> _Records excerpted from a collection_
___

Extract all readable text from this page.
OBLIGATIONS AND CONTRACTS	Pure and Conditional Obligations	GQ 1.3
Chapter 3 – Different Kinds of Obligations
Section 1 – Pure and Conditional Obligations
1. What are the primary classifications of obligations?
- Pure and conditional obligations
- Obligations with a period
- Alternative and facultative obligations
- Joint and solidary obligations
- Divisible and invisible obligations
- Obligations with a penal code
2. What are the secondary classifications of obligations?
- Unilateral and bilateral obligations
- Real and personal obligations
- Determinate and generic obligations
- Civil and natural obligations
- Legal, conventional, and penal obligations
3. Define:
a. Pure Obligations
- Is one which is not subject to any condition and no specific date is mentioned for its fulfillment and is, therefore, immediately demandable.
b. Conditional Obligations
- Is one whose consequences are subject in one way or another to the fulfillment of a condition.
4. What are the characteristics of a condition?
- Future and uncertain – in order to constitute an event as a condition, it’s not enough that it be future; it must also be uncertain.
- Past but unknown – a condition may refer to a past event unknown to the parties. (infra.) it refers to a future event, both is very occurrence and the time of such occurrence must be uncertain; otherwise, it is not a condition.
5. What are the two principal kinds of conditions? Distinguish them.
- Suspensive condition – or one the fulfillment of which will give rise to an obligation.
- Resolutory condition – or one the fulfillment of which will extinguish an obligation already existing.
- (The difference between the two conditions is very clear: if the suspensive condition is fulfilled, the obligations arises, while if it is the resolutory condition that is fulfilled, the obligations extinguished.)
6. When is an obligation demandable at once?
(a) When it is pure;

___

> _Job_
Gather and return every line that holds the string "which".

> _Result of this task_
- Is one which is not subject to any condition and no specific date is mentioned for its fulfillment and is, therefore, immediately demandable.
- Suspensive condition – or one the fulfillment of which will give rise to an obligation.
- Resolutory condition – or one the fulfillment of which will extinguish an obligation already existing.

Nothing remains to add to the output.